- PROBLEM TO WORK ON
Give the lines from the start of the material up to and including the line containing "- button[interactable]: Recents: [321, 301, 349, 320]" as a JSON list of strings, one string per line, with blank lines omitted.

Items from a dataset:

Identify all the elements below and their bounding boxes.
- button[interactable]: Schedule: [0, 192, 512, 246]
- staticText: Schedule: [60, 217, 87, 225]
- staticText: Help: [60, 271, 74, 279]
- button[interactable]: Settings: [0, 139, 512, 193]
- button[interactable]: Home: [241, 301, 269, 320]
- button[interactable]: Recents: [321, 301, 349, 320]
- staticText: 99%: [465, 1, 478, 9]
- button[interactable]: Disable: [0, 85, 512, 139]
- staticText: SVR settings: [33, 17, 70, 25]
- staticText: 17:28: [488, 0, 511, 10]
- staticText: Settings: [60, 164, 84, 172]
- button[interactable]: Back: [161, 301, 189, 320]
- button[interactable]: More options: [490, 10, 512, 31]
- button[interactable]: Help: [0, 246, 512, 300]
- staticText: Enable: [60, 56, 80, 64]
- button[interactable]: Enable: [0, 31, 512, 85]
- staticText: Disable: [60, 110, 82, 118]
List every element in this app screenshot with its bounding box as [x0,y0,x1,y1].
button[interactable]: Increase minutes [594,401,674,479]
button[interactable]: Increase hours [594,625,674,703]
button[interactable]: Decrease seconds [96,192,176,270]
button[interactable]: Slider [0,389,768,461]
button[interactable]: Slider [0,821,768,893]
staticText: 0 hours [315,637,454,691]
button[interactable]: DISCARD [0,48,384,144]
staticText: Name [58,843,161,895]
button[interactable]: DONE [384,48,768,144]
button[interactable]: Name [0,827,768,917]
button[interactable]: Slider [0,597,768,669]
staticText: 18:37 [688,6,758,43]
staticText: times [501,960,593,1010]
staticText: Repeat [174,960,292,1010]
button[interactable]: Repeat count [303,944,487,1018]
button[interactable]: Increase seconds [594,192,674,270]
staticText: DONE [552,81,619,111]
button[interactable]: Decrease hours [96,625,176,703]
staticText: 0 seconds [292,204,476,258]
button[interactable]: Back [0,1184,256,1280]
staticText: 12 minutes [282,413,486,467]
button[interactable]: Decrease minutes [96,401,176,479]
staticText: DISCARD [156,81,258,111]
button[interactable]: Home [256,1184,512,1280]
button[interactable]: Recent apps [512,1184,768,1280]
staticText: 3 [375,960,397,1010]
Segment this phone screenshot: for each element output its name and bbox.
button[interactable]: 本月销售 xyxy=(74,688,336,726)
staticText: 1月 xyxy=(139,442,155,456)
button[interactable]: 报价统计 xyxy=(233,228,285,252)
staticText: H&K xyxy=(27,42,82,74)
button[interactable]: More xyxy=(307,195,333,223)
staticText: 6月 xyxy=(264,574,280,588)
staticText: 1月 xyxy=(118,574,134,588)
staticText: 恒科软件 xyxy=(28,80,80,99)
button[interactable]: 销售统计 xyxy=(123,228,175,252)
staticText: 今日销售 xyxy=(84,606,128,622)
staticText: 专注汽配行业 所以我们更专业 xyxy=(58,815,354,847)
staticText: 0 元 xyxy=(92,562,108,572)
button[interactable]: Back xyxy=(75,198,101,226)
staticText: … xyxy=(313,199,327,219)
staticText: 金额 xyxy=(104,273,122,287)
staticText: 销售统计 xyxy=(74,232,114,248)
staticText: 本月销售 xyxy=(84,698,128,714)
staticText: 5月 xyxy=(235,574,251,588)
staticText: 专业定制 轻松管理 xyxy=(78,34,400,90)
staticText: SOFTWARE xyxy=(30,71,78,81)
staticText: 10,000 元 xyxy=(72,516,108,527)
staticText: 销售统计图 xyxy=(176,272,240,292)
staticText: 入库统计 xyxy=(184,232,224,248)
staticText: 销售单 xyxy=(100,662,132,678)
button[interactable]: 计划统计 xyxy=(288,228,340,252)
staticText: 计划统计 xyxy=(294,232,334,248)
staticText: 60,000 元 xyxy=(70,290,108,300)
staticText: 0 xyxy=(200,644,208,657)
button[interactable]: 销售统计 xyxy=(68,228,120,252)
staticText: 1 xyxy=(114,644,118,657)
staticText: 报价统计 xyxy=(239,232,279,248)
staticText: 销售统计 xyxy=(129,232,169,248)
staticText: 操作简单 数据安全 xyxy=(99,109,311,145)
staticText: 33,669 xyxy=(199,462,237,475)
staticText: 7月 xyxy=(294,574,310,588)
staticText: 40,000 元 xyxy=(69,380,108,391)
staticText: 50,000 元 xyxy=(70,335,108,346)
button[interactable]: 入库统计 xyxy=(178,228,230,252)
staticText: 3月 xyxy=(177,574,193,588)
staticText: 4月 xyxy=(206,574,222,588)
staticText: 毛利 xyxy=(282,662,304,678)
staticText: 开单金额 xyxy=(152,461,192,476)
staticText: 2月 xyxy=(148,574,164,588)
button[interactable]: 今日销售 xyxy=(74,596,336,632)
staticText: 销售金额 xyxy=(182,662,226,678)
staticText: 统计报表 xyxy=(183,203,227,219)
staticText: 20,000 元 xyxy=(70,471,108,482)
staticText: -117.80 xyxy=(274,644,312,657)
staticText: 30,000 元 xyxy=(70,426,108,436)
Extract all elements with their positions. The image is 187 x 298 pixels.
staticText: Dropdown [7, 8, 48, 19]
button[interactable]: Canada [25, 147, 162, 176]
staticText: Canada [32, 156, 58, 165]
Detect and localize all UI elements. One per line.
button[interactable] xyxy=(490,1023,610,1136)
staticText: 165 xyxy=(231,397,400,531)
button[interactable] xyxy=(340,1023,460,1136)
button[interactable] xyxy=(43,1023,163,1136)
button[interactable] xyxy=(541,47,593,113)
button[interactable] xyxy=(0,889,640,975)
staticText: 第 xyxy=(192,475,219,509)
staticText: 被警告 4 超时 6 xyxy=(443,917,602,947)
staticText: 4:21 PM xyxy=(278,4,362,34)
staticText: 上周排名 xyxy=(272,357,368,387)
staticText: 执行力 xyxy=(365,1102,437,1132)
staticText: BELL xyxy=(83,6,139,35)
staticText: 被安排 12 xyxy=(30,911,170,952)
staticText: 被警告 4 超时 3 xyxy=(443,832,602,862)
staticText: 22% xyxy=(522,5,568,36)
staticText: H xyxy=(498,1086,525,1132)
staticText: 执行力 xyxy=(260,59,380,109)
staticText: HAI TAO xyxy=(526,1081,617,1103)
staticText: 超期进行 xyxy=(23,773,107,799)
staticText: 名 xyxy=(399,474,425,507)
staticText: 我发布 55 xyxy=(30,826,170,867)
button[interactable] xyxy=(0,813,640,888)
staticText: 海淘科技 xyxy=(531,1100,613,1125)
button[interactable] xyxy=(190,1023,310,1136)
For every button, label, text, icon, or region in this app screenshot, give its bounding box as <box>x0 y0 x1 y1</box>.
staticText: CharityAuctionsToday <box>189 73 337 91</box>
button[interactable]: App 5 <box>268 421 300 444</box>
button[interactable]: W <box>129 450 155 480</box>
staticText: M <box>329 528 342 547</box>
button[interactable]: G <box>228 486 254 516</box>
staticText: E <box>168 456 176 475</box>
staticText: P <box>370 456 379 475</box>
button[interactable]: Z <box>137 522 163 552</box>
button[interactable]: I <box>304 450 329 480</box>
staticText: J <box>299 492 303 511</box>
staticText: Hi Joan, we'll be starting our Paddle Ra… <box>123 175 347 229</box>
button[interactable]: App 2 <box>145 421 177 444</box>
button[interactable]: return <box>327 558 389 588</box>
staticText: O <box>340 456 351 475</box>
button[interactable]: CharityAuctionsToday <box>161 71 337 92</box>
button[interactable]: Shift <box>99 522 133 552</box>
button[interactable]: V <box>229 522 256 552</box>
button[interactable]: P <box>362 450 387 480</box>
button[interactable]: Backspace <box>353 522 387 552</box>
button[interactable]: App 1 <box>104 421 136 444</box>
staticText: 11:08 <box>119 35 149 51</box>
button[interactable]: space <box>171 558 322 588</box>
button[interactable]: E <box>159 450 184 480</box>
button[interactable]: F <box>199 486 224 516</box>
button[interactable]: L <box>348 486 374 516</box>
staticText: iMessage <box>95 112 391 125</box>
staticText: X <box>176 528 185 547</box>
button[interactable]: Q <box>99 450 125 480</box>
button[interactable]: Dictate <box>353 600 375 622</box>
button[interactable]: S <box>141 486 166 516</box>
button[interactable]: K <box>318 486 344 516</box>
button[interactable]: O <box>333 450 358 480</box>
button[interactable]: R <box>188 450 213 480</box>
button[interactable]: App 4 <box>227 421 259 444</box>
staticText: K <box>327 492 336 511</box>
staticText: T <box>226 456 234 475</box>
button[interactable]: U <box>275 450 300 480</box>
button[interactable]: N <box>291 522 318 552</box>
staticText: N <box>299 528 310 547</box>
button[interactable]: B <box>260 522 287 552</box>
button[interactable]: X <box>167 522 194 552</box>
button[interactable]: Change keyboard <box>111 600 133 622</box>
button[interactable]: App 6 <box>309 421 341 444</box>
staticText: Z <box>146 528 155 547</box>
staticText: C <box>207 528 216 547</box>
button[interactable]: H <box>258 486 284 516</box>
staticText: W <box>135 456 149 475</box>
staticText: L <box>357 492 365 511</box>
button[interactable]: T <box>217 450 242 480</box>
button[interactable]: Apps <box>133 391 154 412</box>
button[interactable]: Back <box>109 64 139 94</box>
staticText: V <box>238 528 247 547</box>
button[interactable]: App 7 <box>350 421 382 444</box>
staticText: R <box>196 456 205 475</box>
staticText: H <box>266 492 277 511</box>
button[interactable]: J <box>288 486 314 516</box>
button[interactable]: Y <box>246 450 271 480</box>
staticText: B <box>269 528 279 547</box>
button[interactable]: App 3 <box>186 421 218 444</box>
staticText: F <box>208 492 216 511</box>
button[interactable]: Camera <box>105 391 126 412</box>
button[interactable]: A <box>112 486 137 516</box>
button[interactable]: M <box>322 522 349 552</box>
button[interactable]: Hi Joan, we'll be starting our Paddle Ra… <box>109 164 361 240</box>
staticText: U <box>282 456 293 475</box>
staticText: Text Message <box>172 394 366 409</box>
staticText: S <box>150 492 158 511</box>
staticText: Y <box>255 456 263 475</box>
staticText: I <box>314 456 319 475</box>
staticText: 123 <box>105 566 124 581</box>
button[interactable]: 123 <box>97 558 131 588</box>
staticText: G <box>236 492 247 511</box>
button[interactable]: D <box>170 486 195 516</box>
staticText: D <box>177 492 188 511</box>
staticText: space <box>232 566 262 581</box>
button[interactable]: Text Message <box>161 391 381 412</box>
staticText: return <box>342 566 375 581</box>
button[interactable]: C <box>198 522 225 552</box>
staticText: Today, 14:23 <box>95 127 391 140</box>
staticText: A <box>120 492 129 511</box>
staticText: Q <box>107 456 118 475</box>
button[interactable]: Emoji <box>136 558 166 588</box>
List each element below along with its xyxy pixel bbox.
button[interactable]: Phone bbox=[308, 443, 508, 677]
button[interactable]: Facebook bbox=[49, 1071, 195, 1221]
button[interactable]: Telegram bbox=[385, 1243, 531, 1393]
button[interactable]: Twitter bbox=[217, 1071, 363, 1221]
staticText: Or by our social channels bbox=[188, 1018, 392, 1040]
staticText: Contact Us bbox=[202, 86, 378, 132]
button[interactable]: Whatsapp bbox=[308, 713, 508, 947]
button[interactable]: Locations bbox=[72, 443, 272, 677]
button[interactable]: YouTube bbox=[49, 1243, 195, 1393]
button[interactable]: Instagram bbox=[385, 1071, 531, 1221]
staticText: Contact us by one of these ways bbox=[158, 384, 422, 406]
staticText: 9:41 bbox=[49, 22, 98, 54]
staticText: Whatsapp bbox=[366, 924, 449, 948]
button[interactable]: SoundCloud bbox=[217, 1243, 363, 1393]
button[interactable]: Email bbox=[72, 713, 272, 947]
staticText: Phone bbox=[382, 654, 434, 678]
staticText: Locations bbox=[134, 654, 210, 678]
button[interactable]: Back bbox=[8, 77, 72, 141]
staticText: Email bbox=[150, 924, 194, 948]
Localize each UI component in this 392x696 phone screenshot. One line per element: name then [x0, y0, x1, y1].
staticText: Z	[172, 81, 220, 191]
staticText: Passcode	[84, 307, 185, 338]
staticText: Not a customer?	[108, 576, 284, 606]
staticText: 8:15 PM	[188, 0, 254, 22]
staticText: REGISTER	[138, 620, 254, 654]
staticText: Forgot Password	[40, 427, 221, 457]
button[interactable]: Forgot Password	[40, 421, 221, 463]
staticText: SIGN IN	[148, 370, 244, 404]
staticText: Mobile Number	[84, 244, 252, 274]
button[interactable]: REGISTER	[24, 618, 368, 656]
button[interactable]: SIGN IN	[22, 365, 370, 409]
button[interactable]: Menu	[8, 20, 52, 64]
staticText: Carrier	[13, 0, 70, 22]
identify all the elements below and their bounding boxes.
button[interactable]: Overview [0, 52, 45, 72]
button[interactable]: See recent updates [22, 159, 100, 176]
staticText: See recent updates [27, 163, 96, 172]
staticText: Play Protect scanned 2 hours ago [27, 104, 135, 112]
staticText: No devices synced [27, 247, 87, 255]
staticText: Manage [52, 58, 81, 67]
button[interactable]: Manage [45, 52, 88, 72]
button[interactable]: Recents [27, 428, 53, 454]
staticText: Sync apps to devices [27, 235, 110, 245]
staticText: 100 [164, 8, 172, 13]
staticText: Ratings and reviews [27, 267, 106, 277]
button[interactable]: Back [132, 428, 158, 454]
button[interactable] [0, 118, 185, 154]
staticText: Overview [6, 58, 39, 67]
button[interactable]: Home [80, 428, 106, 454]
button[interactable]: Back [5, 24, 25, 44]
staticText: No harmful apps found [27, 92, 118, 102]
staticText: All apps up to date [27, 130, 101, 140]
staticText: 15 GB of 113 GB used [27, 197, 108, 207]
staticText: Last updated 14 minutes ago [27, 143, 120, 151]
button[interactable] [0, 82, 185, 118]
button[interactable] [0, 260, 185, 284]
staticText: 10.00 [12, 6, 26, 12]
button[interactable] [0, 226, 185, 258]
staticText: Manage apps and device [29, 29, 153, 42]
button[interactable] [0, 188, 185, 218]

- SOLUTION FOR THIS TASK
[
  "Identify all the elements below and their bounding boxes.",
  "- button[interactable]: Schedule: [0, 192, 512, 246]",
  "- staticText: Schedule: [60, 217, 87, 225]",
  "- staticText: Help: [60, 271, 74, 279]",
  "- button[interactable]: Settings: [0, 139, 512, 193]",
  "- button[interactable]: Home: [241, 301, 269, 320]",
  "- button[interactable]: Recents: [321, 301, 349, 320]"
]